REQUIREMENTS: Find every line in the records below that contains the word "파일이름", and copy each such line.

EXERCISE MATERIAL:
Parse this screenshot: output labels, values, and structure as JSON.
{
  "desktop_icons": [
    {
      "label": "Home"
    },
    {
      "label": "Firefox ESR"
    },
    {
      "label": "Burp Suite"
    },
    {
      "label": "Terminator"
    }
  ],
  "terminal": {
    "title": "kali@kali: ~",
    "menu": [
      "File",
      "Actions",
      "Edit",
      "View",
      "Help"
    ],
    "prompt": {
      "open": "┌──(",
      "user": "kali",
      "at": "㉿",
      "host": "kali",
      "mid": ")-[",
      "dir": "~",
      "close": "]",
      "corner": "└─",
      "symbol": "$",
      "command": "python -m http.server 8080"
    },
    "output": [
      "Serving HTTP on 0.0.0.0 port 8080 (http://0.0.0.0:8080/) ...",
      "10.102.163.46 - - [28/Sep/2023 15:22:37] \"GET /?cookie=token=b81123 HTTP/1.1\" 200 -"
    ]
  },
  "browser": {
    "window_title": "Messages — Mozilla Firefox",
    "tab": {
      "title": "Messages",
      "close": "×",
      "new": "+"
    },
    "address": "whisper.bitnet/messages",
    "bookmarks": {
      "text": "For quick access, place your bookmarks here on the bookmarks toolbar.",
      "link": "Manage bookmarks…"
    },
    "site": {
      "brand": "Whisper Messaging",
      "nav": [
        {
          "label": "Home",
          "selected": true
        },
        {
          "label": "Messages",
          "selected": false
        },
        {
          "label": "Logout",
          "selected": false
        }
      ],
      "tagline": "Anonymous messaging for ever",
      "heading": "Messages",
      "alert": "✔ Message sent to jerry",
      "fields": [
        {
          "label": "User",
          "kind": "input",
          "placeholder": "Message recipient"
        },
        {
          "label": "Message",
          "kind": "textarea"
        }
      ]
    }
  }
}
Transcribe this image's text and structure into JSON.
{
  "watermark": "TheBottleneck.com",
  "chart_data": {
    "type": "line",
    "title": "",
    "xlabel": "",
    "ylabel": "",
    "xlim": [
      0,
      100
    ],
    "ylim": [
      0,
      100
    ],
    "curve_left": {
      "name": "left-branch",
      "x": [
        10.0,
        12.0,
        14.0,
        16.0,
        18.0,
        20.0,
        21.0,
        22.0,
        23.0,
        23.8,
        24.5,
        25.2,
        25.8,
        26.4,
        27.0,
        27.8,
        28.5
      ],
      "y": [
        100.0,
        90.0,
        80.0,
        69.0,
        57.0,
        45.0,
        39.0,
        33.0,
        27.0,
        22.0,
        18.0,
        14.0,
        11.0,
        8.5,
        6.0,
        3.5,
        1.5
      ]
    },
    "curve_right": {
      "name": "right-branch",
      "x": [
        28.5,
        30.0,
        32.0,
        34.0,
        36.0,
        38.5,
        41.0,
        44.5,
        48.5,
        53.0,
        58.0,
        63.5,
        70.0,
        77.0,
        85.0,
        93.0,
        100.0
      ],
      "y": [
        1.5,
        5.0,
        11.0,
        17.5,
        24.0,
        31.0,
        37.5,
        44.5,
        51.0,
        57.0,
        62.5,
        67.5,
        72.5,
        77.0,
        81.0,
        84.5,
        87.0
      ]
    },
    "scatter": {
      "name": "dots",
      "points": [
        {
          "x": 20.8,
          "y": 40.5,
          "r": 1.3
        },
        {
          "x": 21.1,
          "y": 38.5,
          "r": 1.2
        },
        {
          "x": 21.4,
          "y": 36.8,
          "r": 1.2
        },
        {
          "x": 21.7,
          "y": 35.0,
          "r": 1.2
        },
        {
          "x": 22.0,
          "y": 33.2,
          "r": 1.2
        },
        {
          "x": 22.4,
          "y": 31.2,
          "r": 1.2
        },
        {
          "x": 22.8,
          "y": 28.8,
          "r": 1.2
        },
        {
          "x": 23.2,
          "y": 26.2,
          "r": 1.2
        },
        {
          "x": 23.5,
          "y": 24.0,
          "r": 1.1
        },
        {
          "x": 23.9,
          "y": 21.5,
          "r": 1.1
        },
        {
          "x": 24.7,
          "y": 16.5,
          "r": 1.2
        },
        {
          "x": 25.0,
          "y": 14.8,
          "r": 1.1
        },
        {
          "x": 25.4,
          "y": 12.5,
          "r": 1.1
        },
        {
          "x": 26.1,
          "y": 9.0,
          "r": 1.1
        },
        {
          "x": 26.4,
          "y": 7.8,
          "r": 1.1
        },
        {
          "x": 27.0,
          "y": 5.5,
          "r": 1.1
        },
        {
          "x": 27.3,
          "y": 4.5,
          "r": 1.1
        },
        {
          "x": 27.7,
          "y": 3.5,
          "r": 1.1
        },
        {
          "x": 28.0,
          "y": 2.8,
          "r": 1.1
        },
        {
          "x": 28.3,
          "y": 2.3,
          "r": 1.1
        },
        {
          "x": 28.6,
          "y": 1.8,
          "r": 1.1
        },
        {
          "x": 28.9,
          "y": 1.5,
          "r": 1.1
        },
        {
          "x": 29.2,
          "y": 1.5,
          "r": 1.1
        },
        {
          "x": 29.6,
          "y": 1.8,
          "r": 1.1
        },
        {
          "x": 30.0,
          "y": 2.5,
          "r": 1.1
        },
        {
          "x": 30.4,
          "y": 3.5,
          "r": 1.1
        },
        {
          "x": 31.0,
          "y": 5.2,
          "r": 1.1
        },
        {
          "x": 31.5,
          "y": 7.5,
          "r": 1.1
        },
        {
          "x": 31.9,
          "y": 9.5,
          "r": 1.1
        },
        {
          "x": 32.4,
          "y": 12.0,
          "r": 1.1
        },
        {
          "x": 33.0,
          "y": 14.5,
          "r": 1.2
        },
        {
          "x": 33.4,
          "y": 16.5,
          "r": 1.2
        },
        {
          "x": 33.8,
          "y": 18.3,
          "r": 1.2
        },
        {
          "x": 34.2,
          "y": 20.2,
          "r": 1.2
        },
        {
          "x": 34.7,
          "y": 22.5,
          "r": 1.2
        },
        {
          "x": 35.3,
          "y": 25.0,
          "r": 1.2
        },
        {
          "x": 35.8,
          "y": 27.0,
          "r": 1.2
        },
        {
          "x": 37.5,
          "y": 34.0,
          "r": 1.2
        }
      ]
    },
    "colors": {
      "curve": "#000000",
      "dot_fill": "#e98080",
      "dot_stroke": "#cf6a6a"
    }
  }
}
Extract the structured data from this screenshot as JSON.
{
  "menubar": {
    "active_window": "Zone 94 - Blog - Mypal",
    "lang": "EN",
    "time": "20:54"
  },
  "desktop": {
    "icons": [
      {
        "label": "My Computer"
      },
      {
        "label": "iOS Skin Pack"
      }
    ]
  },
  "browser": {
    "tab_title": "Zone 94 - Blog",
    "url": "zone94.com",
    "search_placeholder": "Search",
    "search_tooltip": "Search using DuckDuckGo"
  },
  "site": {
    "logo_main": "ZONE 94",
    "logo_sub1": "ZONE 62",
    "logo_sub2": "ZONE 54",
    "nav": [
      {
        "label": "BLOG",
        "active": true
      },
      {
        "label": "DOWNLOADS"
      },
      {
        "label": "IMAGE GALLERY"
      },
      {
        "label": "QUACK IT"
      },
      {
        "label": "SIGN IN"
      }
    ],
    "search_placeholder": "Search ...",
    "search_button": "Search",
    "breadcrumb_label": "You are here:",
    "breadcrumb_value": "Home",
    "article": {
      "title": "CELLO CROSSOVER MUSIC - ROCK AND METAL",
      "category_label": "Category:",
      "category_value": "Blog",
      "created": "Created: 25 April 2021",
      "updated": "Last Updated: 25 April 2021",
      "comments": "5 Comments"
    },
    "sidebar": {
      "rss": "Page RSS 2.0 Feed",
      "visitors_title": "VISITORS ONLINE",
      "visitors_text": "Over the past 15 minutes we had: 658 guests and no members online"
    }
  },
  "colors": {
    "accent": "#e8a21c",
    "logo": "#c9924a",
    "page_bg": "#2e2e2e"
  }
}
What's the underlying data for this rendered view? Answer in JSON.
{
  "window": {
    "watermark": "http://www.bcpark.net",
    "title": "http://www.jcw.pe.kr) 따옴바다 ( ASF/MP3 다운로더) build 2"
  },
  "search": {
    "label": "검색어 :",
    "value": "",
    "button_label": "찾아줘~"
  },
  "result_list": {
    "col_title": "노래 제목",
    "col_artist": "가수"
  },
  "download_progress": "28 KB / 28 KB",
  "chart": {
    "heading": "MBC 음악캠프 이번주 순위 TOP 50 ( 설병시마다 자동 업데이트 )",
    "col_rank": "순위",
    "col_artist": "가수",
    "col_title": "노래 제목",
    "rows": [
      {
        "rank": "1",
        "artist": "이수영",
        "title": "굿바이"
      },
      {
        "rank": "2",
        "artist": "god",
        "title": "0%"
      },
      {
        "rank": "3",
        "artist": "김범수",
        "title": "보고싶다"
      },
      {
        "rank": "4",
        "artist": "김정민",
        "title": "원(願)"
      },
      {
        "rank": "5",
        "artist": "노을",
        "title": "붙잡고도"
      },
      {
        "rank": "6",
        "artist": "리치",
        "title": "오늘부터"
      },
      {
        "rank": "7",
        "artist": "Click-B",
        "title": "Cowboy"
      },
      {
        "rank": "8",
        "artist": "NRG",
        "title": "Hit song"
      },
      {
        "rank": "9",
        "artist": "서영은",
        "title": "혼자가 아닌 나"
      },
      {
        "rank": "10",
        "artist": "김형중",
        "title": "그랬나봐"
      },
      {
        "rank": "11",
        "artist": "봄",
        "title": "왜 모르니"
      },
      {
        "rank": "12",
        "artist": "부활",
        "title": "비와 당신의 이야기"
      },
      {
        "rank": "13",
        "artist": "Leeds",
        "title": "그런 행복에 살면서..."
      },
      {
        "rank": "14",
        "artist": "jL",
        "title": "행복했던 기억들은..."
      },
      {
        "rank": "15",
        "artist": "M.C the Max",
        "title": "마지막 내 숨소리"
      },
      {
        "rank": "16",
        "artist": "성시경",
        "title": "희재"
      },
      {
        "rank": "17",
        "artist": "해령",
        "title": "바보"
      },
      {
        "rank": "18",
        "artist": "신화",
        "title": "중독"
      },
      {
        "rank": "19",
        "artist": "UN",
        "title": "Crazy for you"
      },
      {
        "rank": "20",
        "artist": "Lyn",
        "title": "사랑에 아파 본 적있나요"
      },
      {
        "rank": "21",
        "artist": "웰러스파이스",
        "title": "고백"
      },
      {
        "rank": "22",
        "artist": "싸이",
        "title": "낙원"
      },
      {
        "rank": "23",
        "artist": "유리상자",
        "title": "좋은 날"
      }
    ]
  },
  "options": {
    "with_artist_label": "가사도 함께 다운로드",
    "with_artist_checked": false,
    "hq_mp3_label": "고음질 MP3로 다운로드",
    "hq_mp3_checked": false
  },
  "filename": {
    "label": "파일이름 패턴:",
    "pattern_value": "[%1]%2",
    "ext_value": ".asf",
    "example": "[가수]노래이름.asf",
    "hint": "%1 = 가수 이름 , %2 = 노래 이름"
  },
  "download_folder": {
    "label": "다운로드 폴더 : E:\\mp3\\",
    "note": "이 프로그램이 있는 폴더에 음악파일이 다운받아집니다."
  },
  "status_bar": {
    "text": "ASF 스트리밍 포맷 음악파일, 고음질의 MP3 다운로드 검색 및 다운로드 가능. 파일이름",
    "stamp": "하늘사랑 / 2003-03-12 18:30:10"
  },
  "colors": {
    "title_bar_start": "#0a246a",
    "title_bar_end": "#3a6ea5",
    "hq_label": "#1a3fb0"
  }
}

FINAL RESULT:
    "label": "파일이름 패턴:",
    "text": "ASF 스트리밍 포맷 음악파일, 고음질의 MP3 다운로드 검색 및 다운로드 가능. 파일이름",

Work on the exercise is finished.